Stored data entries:
....................
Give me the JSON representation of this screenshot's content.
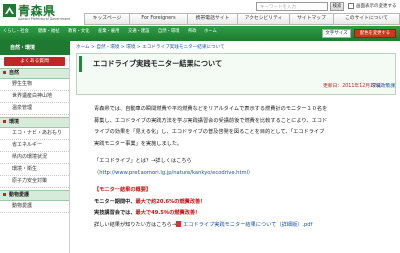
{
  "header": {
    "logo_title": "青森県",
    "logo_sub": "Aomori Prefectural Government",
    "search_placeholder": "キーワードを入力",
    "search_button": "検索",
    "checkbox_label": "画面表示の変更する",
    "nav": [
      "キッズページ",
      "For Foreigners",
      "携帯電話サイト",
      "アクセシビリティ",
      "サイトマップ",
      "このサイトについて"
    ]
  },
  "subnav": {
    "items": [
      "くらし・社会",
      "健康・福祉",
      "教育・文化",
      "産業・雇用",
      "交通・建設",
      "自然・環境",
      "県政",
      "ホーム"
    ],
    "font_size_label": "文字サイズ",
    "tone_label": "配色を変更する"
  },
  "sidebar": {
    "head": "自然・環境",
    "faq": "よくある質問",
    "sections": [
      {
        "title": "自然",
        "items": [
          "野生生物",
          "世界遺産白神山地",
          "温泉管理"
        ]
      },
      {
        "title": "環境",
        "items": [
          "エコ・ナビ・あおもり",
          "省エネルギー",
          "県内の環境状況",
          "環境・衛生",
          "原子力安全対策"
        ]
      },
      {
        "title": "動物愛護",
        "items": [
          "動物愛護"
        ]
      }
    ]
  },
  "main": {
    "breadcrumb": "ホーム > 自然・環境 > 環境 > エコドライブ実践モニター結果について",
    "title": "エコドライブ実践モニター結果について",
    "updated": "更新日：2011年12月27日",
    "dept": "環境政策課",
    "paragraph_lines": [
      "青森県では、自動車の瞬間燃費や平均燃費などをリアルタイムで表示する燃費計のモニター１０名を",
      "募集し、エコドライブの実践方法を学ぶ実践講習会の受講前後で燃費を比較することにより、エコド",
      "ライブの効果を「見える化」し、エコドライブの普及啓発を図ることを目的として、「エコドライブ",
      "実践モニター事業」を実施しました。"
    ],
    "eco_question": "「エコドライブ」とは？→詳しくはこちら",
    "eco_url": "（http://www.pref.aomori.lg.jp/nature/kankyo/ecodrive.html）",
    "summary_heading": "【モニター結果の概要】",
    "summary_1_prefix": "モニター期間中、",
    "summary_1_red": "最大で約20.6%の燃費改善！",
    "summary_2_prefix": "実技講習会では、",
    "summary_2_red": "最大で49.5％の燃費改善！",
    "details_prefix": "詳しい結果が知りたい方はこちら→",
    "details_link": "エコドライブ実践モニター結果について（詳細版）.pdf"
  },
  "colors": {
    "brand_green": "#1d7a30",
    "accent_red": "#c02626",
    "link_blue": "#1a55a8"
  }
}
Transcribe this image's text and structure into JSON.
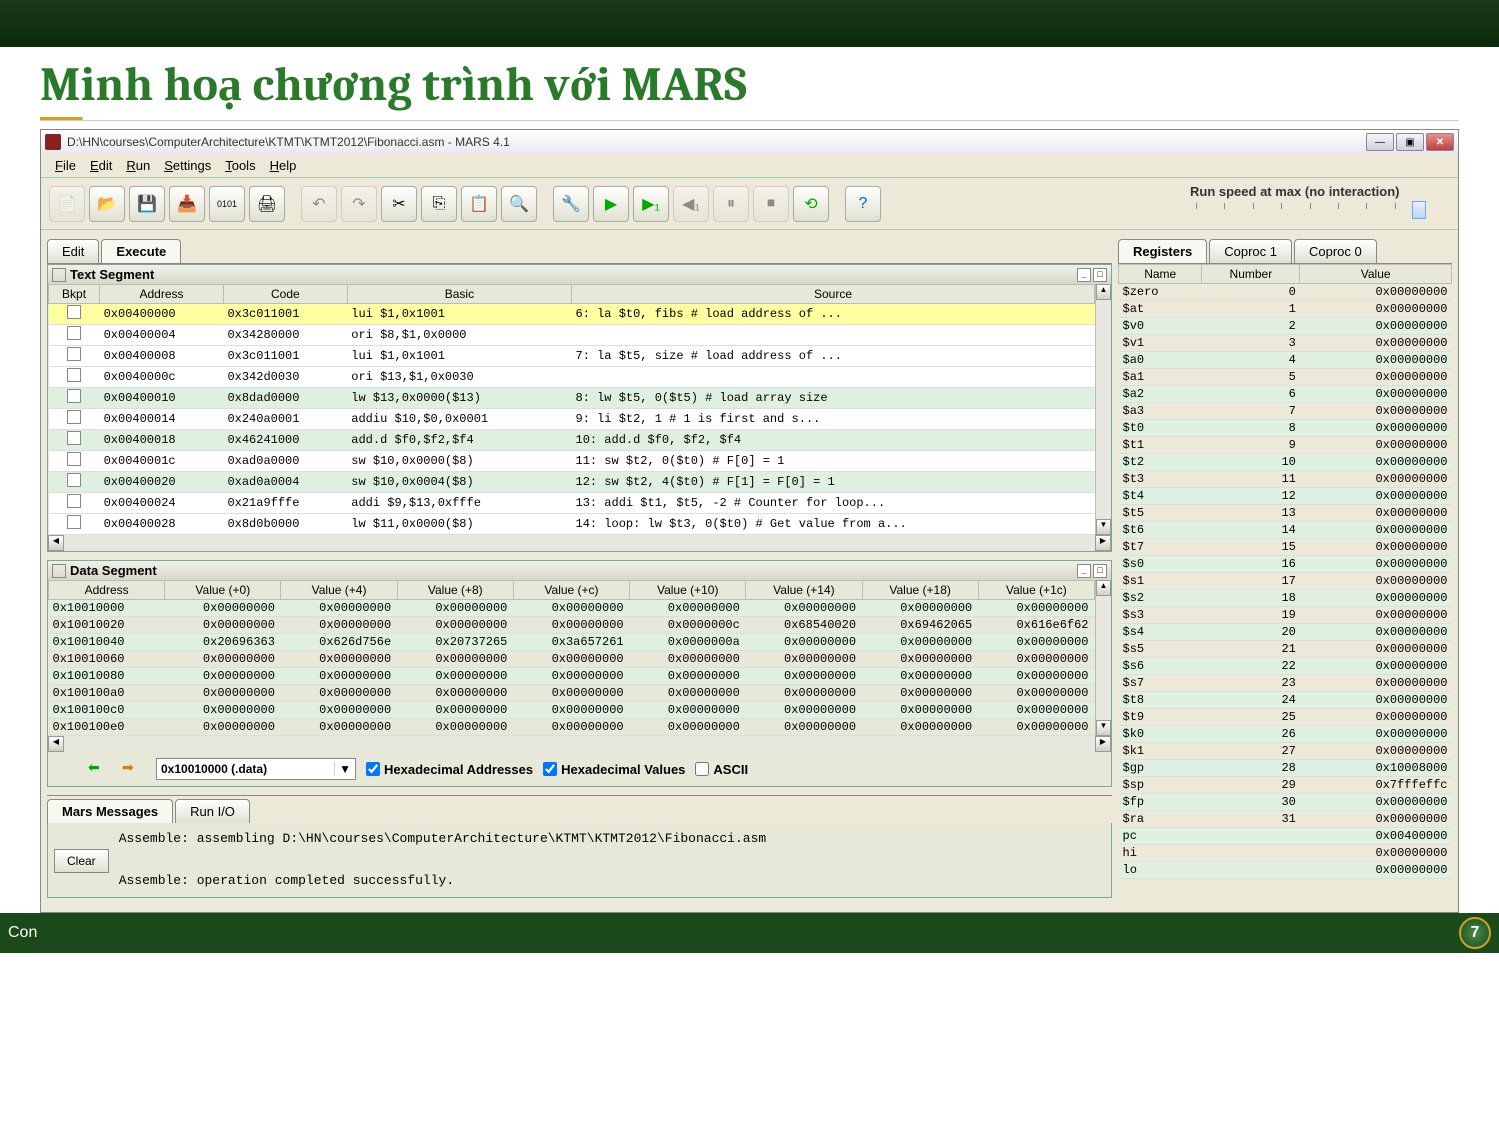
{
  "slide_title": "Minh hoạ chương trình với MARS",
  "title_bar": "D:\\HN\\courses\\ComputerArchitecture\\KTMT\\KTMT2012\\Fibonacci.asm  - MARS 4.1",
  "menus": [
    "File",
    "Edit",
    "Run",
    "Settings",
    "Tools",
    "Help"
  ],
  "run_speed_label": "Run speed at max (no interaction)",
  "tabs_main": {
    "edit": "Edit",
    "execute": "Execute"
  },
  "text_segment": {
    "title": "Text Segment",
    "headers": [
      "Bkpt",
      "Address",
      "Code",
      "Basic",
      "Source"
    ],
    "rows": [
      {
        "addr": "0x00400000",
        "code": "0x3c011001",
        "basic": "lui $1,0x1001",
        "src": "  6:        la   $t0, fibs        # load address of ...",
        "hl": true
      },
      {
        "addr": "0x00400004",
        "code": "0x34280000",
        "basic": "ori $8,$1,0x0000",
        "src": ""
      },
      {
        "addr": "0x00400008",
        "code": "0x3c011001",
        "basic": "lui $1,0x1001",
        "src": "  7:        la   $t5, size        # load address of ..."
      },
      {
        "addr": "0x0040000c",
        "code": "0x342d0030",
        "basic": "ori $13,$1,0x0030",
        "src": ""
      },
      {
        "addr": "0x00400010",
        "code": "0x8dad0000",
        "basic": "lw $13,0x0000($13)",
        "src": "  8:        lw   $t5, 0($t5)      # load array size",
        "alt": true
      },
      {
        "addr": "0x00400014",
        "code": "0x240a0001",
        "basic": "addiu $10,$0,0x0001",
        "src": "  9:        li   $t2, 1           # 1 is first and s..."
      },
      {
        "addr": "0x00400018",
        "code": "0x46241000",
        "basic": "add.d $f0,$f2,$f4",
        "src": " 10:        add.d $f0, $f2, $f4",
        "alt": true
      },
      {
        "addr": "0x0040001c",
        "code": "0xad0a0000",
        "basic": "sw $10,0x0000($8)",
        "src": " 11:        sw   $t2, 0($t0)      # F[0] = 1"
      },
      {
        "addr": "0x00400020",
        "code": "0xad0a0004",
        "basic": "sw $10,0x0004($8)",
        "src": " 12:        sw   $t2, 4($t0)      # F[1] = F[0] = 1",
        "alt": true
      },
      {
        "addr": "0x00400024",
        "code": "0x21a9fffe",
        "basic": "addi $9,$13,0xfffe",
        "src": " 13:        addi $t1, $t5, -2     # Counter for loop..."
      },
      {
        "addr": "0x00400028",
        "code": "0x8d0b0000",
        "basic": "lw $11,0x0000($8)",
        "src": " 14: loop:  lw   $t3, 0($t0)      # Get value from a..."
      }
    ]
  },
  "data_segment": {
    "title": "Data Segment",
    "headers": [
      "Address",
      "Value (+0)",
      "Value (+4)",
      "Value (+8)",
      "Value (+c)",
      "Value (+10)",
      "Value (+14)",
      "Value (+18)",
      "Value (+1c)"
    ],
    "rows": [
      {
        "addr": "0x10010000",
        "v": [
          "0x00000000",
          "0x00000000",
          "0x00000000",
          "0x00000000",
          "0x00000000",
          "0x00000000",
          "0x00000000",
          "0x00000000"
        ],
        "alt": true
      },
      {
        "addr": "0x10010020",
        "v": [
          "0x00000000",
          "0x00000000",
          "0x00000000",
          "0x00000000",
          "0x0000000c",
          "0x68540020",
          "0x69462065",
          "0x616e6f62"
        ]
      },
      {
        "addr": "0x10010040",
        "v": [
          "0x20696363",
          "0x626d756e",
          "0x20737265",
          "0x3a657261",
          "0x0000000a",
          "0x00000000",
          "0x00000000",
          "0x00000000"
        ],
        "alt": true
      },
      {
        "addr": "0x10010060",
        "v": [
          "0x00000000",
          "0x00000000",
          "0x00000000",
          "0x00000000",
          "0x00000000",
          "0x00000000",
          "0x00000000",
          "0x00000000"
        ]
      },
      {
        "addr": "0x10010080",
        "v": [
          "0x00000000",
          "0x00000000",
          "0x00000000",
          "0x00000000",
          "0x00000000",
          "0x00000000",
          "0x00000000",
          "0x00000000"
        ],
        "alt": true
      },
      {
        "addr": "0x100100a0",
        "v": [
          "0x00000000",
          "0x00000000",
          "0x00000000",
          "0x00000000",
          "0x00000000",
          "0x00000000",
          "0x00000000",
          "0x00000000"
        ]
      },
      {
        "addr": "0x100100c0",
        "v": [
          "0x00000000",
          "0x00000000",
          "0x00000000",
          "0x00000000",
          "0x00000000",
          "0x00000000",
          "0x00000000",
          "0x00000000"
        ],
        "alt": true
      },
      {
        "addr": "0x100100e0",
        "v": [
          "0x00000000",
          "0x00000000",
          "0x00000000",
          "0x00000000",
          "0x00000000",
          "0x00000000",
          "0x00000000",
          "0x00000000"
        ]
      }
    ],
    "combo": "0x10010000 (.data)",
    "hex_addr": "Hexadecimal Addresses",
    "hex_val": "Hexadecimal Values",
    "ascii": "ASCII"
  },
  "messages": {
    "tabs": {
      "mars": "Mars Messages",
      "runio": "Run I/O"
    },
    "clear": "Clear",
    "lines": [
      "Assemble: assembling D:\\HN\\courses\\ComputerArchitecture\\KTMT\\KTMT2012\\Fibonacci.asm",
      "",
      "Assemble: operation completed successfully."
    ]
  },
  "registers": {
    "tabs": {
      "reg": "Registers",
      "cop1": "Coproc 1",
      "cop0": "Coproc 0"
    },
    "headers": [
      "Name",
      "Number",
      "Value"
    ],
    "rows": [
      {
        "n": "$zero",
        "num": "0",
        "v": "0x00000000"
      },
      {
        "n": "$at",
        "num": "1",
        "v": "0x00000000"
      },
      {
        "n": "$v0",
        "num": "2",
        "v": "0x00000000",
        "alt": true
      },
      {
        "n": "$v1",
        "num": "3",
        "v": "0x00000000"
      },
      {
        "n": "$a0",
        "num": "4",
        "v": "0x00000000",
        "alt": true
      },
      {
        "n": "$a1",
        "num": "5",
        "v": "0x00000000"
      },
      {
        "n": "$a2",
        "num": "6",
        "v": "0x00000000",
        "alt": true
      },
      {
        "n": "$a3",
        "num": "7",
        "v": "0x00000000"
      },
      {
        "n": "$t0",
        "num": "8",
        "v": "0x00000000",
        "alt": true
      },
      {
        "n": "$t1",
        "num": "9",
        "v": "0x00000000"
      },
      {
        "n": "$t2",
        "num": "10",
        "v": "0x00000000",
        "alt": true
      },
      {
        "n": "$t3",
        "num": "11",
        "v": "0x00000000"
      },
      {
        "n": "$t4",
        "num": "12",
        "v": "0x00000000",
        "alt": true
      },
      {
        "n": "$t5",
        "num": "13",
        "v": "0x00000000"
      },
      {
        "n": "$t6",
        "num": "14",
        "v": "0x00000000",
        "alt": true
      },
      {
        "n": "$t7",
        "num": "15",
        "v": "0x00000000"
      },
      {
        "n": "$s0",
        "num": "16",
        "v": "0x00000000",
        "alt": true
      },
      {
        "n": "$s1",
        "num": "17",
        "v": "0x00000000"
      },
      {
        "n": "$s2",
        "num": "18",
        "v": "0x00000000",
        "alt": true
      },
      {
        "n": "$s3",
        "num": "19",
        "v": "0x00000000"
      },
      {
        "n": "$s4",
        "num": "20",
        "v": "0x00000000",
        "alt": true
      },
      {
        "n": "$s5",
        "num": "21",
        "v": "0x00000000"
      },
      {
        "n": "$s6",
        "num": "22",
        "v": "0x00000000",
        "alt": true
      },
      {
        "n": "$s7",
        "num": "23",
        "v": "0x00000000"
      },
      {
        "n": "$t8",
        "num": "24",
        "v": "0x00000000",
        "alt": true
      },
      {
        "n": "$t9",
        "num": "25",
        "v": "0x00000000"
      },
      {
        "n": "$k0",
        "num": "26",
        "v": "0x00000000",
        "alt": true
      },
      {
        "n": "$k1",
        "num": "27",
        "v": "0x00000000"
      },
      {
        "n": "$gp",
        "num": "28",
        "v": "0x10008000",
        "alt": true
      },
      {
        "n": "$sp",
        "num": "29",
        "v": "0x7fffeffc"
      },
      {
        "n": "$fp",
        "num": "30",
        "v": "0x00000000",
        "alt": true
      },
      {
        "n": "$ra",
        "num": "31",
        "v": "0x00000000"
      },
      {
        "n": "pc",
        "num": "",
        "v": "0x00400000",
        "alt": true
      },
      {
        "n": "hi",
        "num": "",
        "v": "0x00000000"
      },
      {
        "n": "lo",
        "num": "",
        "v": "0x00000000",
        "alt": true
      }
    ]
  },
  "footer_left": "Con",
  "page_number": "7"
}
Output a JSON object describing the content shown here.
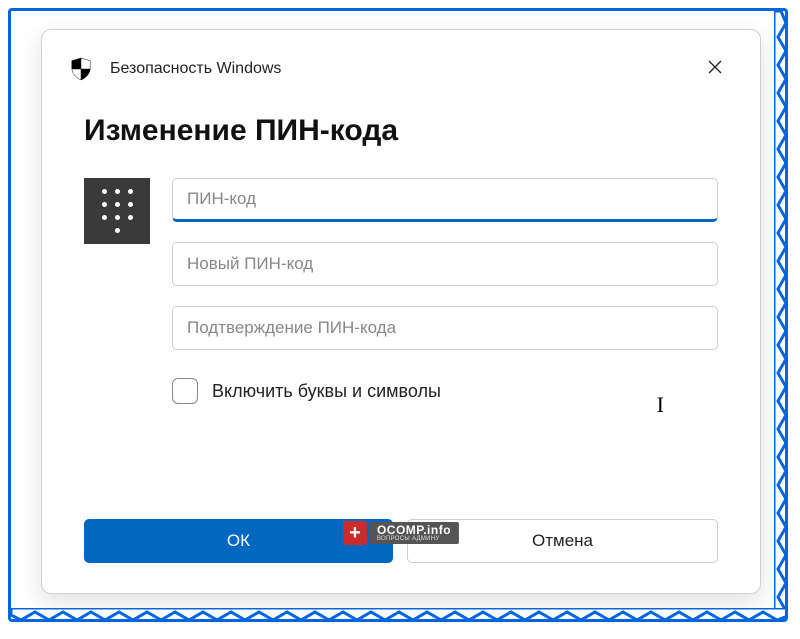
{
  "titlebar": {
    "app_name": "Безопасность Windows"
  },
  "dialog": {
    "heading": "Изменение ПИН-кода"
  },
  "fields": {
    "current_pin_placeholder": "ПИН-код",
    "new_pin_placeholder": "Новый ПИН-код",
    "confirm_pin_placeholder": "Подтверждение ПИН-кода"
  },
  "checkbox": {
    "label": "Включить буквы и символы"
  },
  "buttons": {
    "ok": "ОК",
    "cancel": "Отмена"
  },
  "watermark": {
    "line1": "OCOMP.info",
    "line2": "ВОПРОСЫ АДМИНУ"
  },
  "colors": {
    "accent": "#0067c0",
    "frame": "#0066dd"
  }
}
....................
Repeat exactly the lines above, from the line containing "Output a JSON" through the last line of the records, inclusive; omit any pictures.

Output a JSON object describing the content shown here.
{
  "titlebar": {
    "app_name": "Безопасность Windows"
  },
  "dialog": {
    "heading": "Изменение ПИН-кода"
  },
  "fields": {
    "current_pin_placeholder": "ПИН-код",
    "new_pin_placeholder": "Новый ПИН-код",
    "confirm_pin_placeholder": "Подтверждение ПИН-кода"
  },
  "checkbox": {
    "label": "Включить буквы и символы"
  },
  "buttons": {
    "ok": "ОК",
    "cancel": "Отмена"
  },
  "watermark": {
    "line1": "OCOMP.info",
    "line2": "ВОПРОСЫ АДМИНУ"
  },
  "colors": {
    "accent": "#0067c0",
    "frame": "#0066dd"
  }
}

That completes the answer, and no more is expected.